Aim of the task:
Could you write out the records below exactly as they appear?

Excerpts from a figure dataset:

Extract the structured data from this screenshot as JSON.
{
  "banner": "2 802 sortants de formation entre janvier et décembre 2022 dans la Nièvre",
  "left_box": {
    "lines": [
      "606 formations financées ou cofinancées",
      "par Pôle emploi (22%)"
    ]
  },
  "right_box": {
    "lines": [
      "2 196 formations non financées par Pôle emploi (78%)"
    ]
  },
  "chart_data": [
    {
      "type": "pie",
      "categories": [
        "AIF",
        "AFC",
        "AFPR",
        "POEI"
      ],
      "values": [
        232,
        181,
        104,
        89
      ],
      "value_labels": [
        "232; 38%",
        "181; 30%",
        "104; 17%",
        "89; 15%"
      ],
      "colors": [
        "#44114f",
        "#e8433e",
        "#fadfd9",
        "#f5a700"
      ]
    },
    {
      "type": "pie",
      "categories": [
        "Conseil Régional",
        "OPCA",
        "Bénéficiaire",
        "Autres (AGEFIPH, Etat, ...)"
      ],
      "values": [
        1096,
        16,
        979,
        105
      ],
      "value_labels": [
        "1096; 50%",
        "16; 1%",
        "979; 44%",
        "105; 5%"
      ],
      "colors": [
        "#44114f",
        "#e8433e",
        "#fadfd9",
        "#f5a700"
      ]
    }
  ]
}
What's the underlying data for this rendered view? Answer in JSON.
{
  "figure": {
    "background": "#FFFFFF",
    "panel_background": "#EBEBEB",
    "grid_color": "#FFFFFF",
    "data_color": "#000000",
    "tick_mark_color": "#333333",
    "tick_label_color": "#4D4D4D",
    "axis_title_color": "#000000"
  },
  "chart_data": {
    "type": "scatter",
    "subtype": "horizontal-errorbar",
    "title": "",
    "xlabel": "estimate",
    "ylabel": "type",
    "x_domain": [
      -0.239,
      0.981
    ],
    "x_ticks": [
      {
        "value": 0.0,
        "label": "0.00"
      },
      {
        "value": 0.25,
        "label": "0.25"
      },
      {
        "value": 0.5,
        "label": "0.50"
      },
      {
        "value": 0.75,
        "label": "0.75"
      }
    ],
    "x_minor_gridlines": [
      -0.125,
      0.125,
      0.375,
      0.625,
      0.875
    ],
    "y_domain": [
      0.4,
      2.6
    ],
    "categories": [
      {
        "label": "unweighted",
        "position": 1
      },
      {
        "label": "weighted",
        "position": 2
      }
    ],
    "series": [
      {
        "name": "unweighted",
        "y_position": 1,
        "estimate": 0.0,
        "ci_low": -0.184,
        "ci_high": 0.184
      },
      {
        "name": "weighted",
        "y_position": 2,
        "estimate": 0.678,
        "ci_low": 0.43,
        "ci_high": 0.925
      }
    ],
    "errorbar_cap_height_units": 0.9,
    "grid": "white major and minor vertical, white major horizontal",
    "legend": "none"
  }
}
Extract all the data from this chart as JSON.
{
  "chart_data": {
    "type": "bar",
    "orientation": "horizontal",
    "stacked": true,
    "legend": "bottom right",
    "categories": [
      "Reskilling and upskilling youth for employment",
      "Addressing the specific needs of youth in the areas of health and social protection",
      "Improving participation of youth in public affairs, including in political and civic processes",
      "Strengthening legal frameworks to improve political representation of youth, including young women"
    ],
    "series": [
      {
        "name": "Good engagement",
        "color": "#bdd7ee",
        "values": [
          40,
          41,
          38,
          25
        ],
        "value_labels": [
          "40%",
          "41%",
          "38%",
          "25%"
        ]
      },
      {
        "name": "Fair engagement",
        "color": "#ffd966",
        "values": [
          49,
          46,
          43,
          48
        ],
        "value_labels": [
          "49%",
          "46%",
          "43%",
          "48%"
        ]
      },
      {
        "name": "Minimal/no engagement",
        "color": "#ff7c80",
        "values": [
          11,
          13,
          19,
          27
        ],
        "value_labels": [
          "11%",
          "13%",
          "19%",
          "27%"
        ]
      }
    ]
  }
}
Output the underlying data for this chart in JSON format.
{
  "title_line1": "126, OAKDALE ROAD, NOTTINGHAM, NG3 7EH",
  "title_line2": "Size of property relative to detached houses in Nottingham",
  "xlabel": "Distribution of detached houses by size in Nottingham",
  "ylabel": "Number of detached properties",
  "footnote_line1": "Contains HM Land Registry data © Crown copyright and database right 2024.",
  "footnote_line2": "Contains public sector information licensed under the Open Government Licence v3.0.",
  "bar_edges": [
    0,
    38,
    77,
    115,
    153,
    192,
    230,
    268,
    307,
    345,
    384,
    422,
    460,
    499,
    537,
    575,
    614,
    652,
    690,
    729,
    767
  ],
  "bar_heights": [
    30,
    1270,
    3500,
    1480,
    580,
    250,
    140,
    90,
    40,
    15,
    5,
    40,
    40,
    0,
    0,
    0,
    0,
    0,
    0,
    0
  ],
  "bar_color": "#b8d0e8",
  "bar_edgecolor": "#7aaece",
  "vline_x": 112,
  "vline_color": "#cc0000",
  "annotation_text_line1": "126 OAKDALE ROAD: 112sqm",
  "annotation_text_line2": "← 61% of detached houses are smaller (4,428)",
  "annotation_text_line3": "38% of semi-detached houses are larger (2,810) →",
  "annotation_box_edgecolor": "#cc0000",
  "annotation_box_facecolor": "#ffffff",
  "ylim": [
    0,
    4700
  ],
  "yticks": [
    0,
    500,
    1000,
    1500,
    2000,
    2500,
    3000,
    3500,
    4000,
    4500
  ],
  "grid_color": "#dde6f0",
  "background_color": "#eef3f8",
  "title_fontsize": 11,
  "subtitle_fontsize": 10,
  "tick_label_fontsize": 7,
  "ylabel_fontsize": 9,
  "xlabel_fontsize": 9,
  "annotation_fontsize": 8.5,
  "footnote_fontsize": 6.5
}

Task result:
Extract the structured data from this screenshot as JSON.
{
  "banner": "2 802 sortants de formation entre janvier et décembre 2022 dans la Nièvre",
  "left_box": {
    "lines": [
      "606 formations financées ou cofinancées",
      "par Pôle emploi (22%)"
    ]
  },
  "right_box": {
    "lines": [
      "2 196 formations non financées par Pôle emploi (78%)"
    ]
  },
  "chart_data": [
    {
      "type": "pie",
      "categories": [
        "AIF",
        "AFC",
        "AFPR",
        "POEI"
      ],
      "values": [
        232,
        181,
        104,
        89
      ],
      "value_labels": [
        "232; 38%",
        "181; 30%",
        "104; 17%",
        "89; 15%"
      ],
      "colors": [
        "#44114f",
        "#e8433e",
        "#fadfd9",
        "#f5a700"
      ]
    },
    {
      "type": "pie",
      "categories": [
        "Conseil Régional",
        "OPCA",
        "Bénéficiaire",
        "Autres (AGEFIPH, Etat, ...)"
      ],
      "values": [
        1096,
        16,
        979,
        105
      ],
      "value_labels": [
        "1096; 50%",
        "16; 1%",
        "979; 44%",
        "105; 5%"
      ],
      "colors": [
        "#44114f",
        "#e8433e",
        "#fadfd9",
        "#f5a700"
      ]
    }
  ]
}
What's the underlying data for this rendered view? Answer in JSON.
{
  "figure": {
    "background": "#FFFFFF",
    "panel_background": "#EBEBEB",
    "grid_color": "#FFFFFF",
    "data_color": "#000000",
    "tick_mark_color": "#333333",
    "tick_label_color": "#4D4D4D",
    "axis_title_color": "#000000"
  },
  "chart_data": {
    "type": "scatter",
    "subtype": "horizontal-errorbar",
    "title": "",
    "xlabel": "estimate",
    "ylabel": "type",
    "x_domain": [
      -0.239,
      0.981
    ],
    "x_ticks": [
      {
        "value": 0.0,
        "label": "0.00"
      },
      {
        "value": 0.25,
        "label": "0.25"
      },
      {
        "value": 0.5,
        "label": "0.50"
      },
      {
        "value": 0.75,
        "label": "0.75"
      }
    ],
    "x_minor_gridlines": [
      -0.125,
      0.125,
      0.375,
      0.625,
      0.875
    ],
    "y_domain": [
      0.4,
      2.6
    ],
    "categories": [
      {
        "label": "unweighted",
        "position": 1
      },
      {
        "label": "weighted",
        "position": 2
      }
    ],
    "series": [
      {
        "name": "unweighted",
        "y_position": 1,
        "estimate": 0.0,
        "ci_low": -0.184,
        "ci_high": 0.184
      },
      {
        "name": "weighted",
        "y_position": 2,
        "estimate": 0.678,
        "ci_low": 0.43,
        "ci_high": 0.925
      }
    ],
    "errorbar_cap_height_units": 0.9,
    "grid": "white major and minor vertical, white major horizontal",
    "legend": "none"
  }
}
Extract all the data from this chart as JSON.
{
  "chart_data": {
    "type": "bar",
    "orientation": "horizontal",
    "stacked": true,
    "legend": "bottom right",
    "categories": [
      "Reskilling and upskilling youth for employment",
      "Addressing the specific needs of youth in the areas of health and social protection",
      "Improving participation of youth in public affairs, including in political and civic processes",
      "Strengthening legal frameworks to improve political representation of youth, including young women"
    ],
    "series": [
      {
        "name": "Good engagement",
        "color": "#bdd7ee",
        "values": [
          40,
          41,
          38,
          25
        ],
        "value_labels": [
          "40%",
          "41%",
          "38%",
          "25%"
        ]
      },
      {
        "name": "Fair engagement",
        "color": "#ffd966",
        "values": [
          49,
          46,
          43,
          48
        ],
        "value_labels": [
          "49%",
          "46%",
          "43%",
          "48%"
        ]
      },
      {
        "name": "Minimal/no engagement",
        "color": "#ff7c80",
        "values": [
          11,
          13,
          19,
          27
        ],
        "value_labels": [
          "11%",
          "13%",
          "19%",
          "27%"
        ]
      }
    ]
  }
}
Output the underlying data for this chart in JSON format.
{
  "title_line1": "126, OAKDALE ROAD, NOTTINGHAM, NG3 7EH",
  "title_line2": "Size of property relative to detached houses in Nottingham",
  "xlabel": "Distribution of detached houses by size in Nottingham",
  "ylabel": "Number of detached properties",
  "footnote_line1": "Contains HM Land Registry data © Crown copyright and database right 2024.",
  "footnote_line2": "Contains public sector information licensed under the Open Government Licence v3.0.",
  "bar_edges": [
    0,
    38,
    77,
    115,
    153,
    192,
    230,
    268,
    307,
    345,
    384,
    422,
    460,
    499,
    537,
    575,
    614,
    652,
    690,
    729,
    767
  ],
  "bar_heights": [
    30,
    1270,
    3500,
    1480,
    580,
    250,
    140,
    90,
    40,
    15,
    5,
    40,
    40,
    0,
    0,
    0,
    0,
    0,
    0,
    0
  ],
  "bar_color": "#b8d0e8",
  "bar_edgecolor": "#7aaece",
  "vline_x": 112,
  "vline_color": "#cc0000",
  "annotation_text_line1": "126 OAKDALE ROAD: 112sqm",
  "annotation_text_line2": "← 61% of detached houses are smaller (4,428)",
  "annotation_text_line3": "38% of semi-detached houses are larger (2,810) →",
  "annotation_box_edgecolor": "#cc0000",
  "annotation_box_facecolor": "#ffffff",
  "ylim": [
    0,
    4700
  ],
  "yticks": [
    0,
    500,
    1000,
    1500,
    2000,
    2500,
    3000,
    3500,
    4000,
    4500
  ],
  "grid_color": "#dde6f0",
  "background_color": "#eef3f8",
  "title_fontsize": 11,
  "subtitle_fontsize": 10,
  "tick_label_fontsize": 7,
  "ylabel_fontsize": 9,
  "xlabel_fontsize": 9,
  "annotation_fontsize": 8.5,
  "footnote_fontsize": 6.5
}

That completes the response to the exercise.